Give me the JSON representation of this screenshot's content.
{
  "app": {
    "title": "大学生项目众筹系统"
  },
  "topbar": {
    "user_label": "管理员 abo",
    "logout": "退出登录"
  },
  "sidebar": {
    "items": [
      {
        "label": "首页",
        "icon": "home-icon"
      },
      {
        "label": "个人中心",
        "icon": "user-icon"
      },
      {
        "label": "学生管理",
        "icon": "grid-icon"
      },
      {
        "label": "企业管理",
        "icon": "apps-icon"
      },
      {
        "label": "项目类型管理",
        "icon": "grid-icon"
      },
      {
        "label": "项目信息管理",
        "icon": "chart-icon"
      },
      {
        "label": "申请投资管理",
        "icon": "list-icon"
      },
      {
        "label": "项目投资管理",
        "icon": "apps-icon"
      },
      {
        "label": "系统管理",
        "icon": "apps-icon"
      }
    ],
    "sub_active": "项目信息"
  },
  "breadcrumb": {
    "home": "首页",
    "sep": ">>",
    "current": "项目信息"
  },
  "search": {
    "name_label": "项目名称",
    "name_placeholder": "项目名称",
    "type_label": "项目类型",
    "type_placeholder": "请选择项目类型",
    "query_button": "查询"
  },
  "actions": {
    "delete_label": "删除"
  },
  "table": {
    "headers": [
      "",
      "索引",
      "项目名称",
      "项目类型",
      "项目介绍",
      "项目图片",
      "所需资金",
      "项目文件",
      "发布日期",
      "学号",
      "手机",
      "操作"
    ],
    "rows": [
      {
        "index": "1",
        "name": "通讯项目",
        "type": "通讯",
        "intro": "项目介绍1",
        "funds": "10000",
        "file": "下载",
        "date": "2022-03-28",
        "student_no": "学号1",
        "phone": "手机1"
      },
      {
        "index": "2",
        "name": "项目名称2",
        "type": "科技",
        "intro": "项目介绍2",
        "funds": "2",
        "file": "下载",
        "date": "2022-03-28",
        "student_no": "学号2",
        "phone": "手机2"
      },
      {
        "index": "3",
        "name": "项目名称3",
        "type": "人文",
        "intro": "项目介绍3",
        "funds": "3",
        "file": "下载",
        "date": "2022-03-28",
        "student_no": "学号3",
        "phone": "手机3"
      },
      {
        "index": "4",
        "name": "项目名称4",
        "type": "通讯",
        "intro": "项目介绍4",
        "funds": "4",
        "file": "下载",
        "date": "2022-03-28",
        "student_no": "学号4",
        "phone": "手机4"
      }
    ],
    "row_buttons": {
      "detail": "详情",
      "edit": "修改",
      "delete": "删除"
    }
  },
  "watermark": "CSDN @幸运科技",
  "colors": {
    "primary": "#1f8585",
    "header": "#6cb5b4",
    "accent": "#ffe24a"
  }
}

━━━

Problem to solve. The records above should all be quoted exactly, please.

Response to the exercise.
Give me the JSON representation of this screenshot's content.
{
  "app": {
    "title": "大学生项目众筹系统"
  },
  "topbar": {
    "user_label": "管理员 abo",
    "logout": "退出登录"
  },
  "sidebar": {
    "items": [
      {
        "label": "首页",
        "icon": "home-icon"
      },
      {
        "label": "个人中心",
        "icon": "user-icon"
      },
      {
        "label": "学生管理",
        "icon": "grid-icon"
      },
      {
        "label": "企业管理",
        "icon": "apps-icon"
      },
      {
        "label": "项目类型管理",
        "icon": "grid-icon"
      },
      {
        "label": "项目信息管理",
        "icon": "chart-icon"
      },
      {
        "label": "申请投资管理",
        "icon": "list-icon"
      },
      {
        "label": "项目投资管理",
        "icon": "apps-icon"
      },
      {
        "label": "系统管理",
        "icon": "apps-icon"
      }
    ],
    "sub_active": "项目信息"
  },
  "breadcrumb": {
    "home": "首页",
    "sep": ">>",
    "current": "项目信息"
  },
  "search": {
    "name_label": "项目名称",
    "name_placeholder": "项目名称",
    "type_label": "项目类型",
    "type_placeholder": "请选择项目类型",
    "query_button": "查询"
  },
  "actions": {
    "delete_label": "删除"
  },
  "table": {
    "headers": [
      "",
      "索引",
      "项目名称",
      "项目类型",
      "项目介绍",
      "项目图片",
      "所需资金",
      "项目文件",
      "发布日期",
      "学号",
      "手机",
      "操作"
    ],
    "rows": [
      {
        "index": "1",
        "name": "通讯项目",
        "type": "通讯",
        "intro": "项目介绍1",
        "funds": "10000",
        "file": "下载",
        "date": "2022-03-28",
        "student_no": "学号1",
        "phone": "手机1"
      },
      {
        "index": "2",
        "name": "项目名称2",
        "type": "科技",
        "intro": "项目介绍2",
        "funds": "2",
        "file": "下载",
        "date": "2022-03-28",
        "student_no": "学号2",
        "phone": "手机2"
      },
      {
        "index": "3",
        "name": "项目名称3",
        "type": "人文",
        "intro": "项目介绍3",
        "funds": "3",
        "file": "下载",
        "date": "2022-03-28",
        "student_no": "学号3",
        "phone": "手机3"
      },
      {
        "index": "4",
        "name": "项目名称4",
        "type": "通讯",
        "intro": "项目介绍4",
        "funds": "4",
        "file": "下载",
        "date": "2022-03-28",
        "student_no": "学号4",
        "phone": "手机4"
      }
    ],
    "row_buttons": {
      "detail": "详情",
      "edit": "修改",
      "delete": "删除"
    }
  },
  "watermark": "CSDN @幸运科技",
  "colors": {
    "primary": "#1f8585",
    "header": "#6cb5b4",
    "accent": "#ffe24a"
  }
}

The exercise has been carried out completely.